Saved entries:

# # # #

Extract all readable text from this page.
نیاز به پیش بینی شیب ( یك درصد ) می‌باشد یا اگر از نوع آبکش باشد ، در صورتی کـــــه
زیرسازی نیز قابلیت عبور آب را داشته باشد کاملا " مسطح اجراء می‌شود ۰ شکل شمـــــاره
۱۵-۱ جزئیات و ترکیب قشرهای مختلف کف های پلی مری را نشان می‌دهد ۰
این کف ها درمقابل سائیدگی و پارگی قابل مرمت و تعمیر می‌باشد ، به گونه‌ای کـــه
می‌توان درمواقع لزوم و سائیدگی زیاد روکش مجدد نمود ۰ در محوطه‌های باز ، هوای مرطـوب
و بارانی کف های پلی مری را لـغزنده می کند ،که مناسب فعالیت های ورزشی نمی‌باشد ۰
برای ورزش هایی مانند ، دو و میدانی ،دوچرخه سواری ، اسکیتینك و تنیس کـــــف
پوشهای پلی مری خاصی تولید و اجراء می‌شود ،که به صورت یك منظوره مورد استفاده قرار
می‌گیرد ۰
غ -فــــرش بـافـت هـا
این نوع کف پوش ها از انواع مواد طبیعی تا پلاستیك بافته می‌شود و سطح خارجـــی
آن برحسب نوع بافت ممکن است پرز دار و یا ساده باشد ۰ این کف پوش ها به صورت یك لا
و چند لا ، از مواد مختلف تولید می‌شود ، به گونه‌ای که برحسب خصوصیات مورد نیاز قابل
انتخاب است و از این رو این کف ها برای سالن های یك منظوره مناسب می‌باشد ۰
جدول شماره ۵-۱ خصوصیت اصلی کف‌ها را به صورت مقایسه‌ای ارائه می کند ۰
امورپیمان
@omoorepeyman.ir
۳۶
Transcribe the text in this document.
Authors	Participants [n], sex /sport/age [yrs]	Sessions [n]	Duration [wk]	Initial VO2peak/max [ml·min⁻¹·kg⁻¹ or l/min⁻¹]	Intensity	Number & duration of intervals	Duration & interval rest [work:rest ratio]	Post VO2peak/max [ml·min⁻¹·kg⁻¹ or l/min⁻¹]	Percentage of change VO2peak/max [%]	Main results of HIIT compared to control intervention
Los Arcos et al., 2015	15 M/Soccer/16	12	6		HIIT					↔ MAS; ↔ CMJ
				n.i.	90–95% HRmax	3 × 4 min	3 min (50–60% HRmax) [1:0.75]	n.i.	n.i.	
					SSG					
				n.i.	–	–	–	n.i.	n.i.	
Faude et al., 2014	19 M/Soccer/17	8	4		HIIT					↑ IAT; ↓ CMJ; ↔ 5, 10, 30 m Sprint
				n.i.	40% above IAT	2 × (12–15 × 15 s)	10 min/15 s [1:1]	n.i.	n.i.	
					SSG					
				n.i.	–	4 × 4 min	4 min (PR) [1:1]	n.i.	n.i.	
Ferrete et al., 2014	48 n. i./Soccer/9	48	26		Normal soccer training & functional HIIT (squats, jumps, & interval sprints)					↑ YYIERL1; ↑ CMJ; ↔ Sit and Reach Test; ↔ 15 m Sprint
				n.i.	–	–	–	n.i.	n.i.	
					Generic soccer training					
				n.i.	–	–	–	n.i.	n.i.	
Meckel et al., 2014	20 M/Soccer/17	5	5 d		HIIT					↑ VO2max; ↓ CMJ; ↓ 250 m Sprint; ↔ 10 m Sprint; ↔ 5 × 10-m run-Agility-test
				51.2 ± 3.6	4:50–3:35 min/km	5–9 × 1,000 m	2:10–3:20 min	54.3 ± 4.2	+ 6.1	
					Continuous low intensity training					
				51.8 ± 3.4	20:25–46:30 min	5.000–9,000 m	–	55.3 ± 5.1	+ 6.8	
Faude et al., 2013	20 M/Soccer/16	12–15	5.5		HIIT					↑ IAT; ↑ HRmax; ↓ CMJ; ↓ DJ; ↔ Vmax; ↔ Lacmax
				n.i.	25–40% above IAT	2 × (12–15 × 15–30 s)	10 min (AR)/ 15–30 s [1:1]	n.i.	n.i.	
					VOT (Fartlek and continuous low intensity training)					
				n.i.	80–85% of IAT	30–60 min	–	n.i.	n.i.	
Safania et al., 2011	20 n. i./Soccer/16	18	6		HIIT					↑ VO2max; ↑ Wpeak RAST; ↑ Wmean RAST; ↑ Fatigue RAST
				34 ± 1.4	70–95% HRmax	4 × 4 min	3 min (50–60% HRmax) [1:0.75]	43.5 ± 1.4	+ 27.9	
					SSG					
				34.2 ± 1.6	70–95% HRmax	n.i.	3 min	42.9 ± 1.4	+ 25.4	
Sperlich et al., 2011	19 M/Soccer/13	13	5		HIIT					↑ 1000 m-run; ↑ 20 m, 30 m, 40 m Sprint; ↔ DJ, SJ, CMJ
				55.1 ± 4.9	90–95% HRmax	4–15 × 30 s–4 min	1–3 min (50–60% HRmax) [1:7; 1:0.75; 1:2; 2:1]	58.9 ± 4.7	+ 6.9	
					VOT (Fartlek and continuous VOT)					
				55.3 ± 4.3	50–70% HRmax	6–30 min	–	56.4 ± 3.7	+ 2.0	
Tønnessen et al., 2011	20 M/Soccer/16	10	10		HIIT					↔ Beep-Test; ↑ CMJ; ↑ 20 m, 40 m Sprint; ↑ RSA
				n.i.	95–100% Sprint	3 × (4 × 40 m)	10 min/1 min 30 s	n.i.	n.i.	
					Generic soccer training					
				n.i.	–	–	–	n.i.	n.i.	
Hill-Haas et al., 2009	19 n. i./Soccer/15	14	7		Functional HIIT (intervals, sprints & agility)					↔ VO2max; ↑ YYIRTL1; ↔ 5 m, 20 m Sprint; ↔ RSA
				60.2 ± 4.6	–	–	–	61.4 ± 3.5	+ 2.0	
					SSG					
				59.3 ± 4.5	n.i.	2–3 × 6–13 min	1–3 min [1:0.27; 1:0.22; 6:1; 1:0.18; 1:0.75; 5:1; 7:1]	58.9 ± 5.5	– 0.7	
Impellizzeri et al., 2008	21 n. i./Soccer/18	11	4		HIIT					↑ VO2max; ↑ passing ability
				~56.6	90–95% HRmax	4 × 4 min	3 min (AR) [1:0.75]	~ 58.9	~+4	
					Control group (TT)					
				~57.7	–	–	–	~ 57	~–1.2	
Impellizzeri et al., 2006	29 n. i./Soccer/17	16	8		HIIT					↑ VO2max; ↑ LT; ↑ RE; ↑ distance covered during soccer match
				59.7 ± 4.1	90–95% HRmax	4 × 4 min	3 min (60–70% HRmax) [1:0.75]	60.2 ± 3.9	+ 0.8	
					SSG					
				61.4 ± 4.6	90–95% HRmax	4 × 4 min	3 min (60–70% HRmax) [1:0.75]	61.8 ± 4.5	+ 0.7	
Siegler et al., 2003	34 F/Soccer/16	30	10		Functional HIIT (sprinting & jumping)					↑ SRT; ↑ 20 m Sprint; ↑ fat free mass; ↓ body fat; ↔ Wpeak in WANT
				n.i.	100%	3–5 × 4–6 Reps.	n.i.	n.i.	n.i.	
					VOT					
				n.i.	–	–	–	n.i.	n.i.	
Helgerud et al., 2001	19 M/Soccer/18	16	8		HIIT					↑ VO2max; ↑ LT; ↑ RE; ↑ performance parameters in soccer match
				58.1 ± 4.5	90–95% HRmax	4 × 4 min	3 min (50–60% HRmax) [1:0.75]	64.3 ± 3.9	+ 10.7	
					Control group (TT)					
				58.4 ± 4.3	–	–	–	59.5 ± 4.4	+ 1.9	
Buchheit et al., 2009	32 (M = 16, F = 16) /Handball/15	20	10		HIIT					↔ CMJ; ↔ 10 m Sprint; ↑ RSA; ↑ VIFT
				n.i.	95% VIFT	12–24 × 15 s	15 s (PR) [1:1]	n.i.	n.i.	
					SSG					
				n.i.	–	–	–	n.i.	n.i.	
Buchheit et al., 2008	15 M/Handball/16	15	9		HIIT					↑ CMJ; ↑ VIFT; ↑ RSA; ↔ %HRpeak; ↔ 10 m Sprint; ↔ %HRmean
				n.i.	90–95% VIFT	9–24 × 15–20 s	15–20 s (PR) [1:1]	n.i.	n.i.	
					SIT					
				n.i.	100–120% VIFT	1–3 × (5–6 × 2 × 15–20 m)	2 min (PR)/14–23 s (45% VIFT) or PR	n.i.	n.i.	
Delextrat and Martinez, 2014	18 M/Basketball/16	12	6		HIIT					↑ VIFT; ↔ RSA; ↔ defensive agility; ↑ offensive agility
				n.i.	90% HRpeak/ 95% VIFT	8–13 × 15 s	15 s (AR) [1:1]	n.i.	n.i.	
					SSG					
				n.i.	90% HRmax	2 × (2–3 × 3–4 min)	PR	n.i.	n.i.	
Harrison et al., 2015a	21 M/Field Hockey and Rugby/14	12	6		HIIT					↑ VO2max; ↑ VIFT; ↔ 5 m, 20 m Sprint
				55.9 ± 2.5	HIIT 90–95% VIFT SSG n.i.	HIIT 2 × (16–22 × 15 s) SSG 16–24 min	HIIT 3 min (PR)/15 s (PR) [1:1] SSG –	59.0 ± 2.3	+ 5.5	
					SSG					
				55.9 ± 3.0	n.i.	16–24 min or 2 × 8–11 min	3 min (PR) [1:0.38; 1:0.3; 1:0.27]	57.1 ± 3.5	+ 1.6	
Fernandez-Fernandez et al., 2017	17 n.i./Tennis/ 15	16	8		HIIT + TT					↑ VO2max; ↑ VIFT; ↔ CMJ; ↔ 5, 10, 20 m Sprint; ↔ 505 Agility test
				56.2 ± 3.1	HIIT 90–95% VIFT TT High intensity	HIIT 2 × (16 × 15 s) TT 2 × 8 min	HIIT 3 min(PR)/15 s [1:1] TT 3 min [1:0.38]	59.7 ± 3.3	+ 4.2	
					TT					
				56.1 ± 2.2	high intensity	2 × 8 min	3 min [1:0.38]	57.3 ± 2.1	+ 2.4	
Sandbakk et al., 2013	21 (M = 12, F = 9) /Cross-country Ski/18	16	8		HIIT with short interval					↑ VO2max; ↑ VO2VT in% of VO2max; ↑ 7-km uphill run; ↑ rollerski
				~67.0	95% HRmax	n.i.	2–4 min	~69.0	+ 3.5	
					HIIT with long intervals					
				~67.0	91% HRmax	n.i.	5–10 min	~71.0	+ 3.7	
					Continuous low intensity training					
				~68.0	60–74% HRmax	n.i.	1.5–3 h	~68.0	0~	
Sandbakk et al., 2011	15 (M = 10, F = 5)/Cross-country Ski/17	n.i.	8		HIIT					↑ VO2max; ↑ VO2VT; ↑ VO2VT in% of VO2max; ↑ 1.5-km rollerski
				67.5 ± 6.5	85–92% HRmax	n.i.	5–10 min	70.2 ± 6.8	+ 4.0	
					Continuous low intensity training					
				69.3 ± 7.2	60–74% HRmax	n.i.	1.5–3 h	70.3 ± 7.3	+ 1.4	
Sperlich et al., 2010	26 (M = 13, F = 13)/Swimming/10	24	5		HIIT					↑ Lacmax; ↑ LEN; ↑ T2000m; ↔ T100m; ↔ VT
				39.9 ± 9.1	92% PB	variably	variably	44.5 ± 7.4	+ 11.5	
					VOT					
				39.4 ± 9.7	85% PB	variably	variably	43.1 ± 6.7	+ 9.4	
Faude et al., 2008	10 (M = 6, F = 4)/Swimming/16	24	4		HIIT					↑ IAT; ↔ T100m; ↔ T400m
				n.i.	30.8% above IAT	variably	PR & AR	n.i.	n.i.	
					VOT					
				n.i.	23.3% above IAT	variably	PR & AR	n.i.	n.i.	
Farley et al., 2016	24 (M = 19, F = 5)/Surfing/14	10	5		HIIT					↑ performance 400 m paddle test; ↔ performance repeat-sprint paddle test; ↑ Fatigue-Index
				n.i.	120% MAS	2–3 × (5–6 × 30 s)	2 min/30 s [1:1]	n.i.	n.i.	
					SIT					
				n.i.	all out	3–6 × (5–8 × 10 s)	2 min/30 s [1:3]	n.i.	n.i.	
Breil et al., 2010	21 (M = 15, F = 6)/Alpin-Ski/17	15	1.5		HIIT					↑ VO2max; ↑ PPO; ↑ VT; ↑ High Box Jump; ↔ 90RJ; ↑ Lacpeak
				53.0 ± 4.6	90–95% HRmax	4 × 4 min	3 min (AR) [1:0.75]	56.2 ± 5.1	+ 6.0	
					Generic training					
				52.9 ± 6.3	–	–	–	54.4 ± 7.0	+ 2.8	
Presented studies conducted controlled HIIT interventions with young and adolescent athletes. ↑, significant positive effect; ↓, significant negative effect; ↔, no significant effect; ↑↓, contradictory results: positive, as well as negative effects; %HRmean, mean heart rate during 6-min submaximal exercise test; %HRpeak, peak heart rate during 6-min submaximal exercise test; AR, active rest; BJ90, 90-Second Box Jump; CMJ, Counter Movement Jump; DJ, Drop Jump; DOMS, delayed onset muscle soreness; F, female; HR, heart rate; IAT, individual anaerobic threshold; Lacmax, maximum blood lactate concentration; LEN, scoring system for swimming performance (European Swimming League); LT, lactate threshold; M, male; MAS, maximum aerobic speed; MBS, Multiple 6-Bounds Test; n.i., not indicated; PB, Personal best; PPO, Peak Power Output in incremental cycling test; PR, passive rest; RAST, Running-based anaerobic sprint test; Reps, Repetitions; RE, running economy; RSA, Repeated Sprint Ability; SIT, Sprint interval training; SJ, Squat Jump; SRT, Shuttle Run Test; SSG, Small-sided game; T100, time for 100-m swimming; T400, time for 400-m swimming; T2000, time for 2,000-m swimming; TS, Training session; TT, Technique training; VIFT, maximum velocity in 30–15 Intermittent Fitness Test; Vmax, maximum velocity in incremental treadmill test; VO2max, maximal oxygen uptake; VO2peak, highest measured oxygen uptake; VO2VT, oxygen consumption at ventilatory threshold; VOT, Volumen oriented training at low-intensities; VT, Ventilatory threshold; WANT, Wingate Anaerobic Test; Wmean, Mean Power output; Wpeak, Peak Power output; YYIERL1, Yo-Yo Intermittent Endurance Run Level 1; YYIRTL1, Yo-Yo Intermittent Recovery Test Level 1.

# # # #

Problem statement:
Check each line of the records for the word "Cross" and extract those that contain it.

Response:
Sandbakk et al., 2013	21 (M = 12, F = 9) /Cross-country Ski/18	16	8		HIIT with short interval					↑ VO2max; ↑ VO2VT in% of VO2max; ↑ 7-km uphill run; ↑ rollerski
Sandbakk et al., 2011	15 (M = 10, F = 5)/Cross-country Ski/17	n.i.	8		HIIT					↑ VO2max; ↑ VO2VT; ↑ VO2VT in% of VO2max; ↑ 1.5-km rollerski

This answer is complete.